PROBLEM DETAILS:
Copy every line of the material below word for word.

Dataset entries

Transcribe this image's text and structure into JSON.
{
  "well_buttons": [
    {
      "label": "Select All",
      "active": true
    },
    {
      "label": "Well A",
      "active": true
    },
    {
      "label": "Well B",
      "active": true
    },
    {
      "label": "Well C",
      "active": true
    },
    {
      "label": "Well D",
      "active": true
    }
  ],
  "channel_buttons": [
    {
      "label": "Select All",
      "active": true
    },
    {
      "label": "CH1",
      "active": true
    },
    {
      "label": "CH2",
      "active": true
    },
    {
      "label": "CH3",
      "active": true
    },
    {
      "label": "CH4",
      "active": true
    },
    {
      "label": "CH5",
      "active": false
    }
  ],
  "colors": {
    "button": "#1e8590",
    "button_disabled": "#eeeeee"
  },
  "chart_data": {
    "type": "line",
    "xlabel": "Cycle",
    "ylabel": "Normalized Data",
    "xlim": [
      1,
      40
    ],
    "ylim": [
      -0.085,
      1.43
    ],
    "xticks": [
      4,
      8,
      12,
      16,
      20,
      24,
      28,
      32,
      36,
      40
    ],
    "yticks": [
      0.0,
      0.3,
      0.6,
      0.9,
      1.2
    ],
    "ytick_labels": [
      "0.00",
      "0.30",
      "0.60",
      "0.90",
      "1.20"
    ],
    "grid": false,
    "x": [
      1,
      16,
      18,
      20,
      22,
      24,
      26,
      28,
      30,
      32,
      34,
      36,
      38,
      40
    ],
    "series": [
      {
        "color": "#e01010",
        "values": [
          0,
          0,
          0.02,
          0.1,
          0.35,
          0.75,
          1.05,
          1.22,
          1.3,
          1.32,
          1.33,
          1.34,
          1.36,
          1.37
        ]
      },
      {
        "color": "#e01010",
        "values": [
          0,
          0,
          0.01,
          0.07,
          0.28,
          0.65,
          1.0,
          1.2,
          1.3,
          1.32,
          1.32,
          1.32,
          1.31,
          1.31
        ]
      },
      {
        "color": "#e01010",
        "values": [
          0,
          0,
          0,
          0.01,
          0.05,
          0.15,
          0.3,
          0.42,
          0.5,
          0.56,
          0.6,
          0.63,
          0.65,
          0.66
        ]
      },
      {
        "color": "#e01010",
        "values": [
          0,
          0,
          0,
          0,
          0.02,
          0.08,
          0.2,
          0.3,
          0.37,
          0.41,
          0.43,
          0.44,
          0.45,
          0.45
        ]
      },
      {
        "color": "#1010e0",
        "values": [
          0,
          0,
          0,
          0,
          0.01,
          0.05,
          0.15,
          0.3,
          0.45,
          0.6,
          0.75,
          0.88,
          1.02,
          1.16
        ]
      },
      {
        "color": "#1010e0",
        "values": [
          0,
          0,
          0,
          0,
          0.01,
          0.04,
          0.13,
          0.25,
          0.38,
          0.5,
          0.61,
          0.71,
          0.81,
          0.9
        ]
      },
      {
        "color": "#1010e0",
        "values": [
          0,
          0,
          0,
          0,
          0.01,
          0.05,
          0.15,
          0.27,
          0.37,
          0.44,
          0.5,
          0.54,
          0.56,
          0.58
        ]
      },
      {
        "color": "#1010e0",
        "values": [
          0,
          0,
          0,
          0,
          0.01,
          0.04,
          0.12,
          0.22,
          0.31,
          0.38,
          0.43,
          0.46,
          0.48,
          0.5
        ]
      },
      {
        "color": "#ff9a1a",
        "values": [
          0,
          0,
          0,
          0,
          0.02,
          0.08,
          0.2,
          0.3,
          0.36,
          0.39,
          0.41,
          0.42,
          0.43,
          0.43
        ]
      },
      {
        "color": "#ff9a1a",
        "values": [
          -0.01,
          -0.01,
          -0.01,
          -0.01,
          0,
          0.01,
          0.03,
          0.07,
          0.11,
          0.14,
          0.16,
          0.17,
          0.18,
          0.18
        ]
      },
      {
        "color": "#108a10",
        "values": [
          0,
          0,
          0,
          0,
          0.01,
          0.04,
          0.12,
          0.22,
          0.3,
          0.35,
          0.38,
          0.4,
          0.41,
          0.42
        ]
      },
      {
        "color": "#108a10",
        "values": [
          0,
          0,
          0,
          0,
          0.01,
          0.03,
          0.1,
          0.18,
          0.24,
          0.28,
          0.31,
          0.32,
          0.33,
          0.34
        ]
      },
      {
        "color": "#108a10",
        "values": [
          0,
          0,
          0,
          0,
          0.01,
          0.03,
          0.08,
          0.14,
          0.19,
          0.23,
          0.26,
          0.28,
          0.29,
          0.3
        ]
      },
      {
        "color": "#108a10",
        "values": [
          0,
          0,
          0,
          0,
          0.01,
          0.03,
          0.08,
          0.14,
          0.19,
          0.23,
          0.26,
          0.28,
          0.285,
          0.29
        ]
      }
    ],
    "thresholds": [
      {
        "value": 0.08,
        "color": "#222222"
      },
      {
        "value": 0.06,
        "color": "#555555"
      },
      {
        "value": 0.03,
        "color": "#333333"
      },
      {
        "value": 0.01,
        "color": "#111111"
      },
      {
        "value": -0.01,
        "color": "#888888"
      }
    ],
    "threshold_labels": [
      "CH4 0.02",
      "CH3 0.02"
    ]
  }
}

OUTPUT OF THE EXERCISE:
Transcribe this image's text and structure into JSON.
{
  "well_buttons": [
    {
      "label": "Select All",
      "active": true
    },
    {
      "label": "Well A",
      "active": true
    },
    {
      "label": "Well B",
      "active": true
    },
    {
      "label": "Well C",
      "active": true
    },
    {
      "label": "Well D",
      "active": true
    }
  ],
  "channel_buttons": [
    {
      "label": "Select All",
      "active": true
    },
    {
      "label": "CH1",
      "active": true
    },
    {
      "label": "CH2",
      "active": true
    },
    {
      "label": "CH3",
      "active": true
    },
    {
      "label": "CH4",
      "active": true
    },
    {
      "label": "CH5",
      "active": false
    }
  ],
  "colors": {
    "button": "#1e8590",
    "button_disabled": "#eeeeee"
  },
  "chart_data": {
    "type": "line",
    "xlabel": "Cycle",
    "ylabel": "Normalized Data",
    "xlim": [
      1,
      40
    ],
    "ylim": [
      -0.085,
      1.43
    ],
    "xticks": [
      4,
      8,
      12,
      16,
      20,
      24,
      28,
      32,
      36,
      40
    ],
    "yticks": [
      0.0,
      0.3,
      0.6,
      0.9,
      1.2
    ],
    "ytick_labels": [
      "0.00",
      "0.30",
      "0.60",
      "0.90",
      "1.20"
    ],
    "grid": false,
    "x": [
      1,
      16,
      18,
      20,
      22,
      24,
      26,
      28,
      30,
      32,
      34,
      36,
      38,
      40
    ],
    "series": [
      {
        "color": "#e01010",
        "values": [
          0,
          0,
          0.02,
          0.1,
          0.35,
          0.75,
          1.05,
          1.22,
          1.3,
          1.32,
          1.33,
          1.34,
          1.36,
          1.37
        ]
      },
      {
        "color": "#e01010",
        "values": [
          0,
          0,
          0.01,
          0.07,
          0.28,
          0.65,
          1.0,
          1.2,
          1.3,
          1.32,
          1.32,
          1.32,
          1.31,
          1.31
        ]
      },
      {
        "color": "#e01010",
        "values": [
          0,
          0,
          0,
          0.01,
          0.05,
          0.15,
          0.3,
          0.42,
          0.5,
          0.56,
          0.6,
          0.63,
          0.65,
          0.66
        ]
      },
      {
        "color": "#e01010",
        "values": [
          0,
          0,
          0,
          0,
          0.02,
          0.08,
          0.2,
          0.3,
          0.37,
          0.41,
          0.43,
          0.44,
          0.45,
          0.45
        ]
      },
      {
        "color": "#1010e0",
        "values": [
          0,
          0,
          0,
          0,
          0.01,
          0.05,
          0.15,
          0.3,
          0.45,
          0.6,
          0.75,
          0.88,
          1.02,
          1.16
        ]
      },
      {
        "color": "#1010e0",
        "values": [
          0,
          0,
          0,
          0,
          0.01,
          0.04,
          0.13,
          0.25,
          0.38,
          0.5,
          0.61,
          0.71,
          0.81,
          0.9
        ]
      },
      {
        "color": "#1010e0",
        "values": [
          0,
          0,
          0,
          0,
          0.01,
          0.05,
          0.15,
          0.27,
          0.37,
          0.44,
          0.5,
          0.54,
          0.56,
          0.58
        ]
      },
      {
        "color": "#1010e0",
        "values": [
          0,
          0,
          0,
          0,
          0.01,
          0.04,
          0.12,
          0.22,
          0.31,
          0.38,
          0.43,
          0.46,
          0.48,
          0.5
        ]
      },
      {
        "color": "#ff9a1a",
        "values": [
          0,
          0,
          0,
          0,
          0.02,
          0.08,
          0.2,
          0.3,
          0.36,
          0.39,
          0.41,
          0.42,
          0.43,
          0.43
        ]
      },
      {
        "color": "#ff9a1a",
        "values": [
          -0.01,
          -0.01,
          -0.01,
          -0.01,
          0,
          0.01,
          0.03,
          0.07,
          0.11,
          0.14,
          0.16,
          0.17,
          0.18,
          0.18
        ]
      },
      {
        "color": "#108a10",
        "values": [
          0,
          0,
          0,
          0,
          0.01,
          0.04,
          0.12,
          0.22,
          0.3,
          0.35,
          0.38,
          0.4,
          0.41,
          0.42
        ]
      },
      {
        "color": "#108a10",
        "values": [
          0,
          0,
          0,
          0,
          0.01,
          0.03,
          0.1,
          0.18,
          0.24,
          0.28,
          0.31,
          0.32,
          0.33,
          0.34
        ]
      },
      {
        "color": "#108a10",
        "values": [
          0,
          0,
          0,
          0,
          0.01,
          0.03,
          0.08,
          0.14,
          0.19,
          0.23,
          0.26,
          0.28,
          0.29,
          0.3
        ]
      },
      {
        "color": "#108a10",
        "values": [
          0,
          0,
          0,
          0,
          0.01,
          0.03,
          0.08,
          0.14,
          0.19,
          0.23,
          0.26,
          0.28,
          0.285,
          0.29
        ]
      }
    ],
    "thresholds": [
      {
        "value": 0.08,
        "color": "#222222"
      },
      {
        "value": 0.06,
        "color": "#555555"
      },
      {
        "value": 0.03,
        "color": "#333333"
      },
      {
        "value": 0.01,
        "color": "#111111"
      },
      {
        "value": -0.01,
        "color": "#888888"
      }
    ],
    "threshold_labels": [
      "CH4 0.02",
      "CH3 0.02"
    ]
  }
}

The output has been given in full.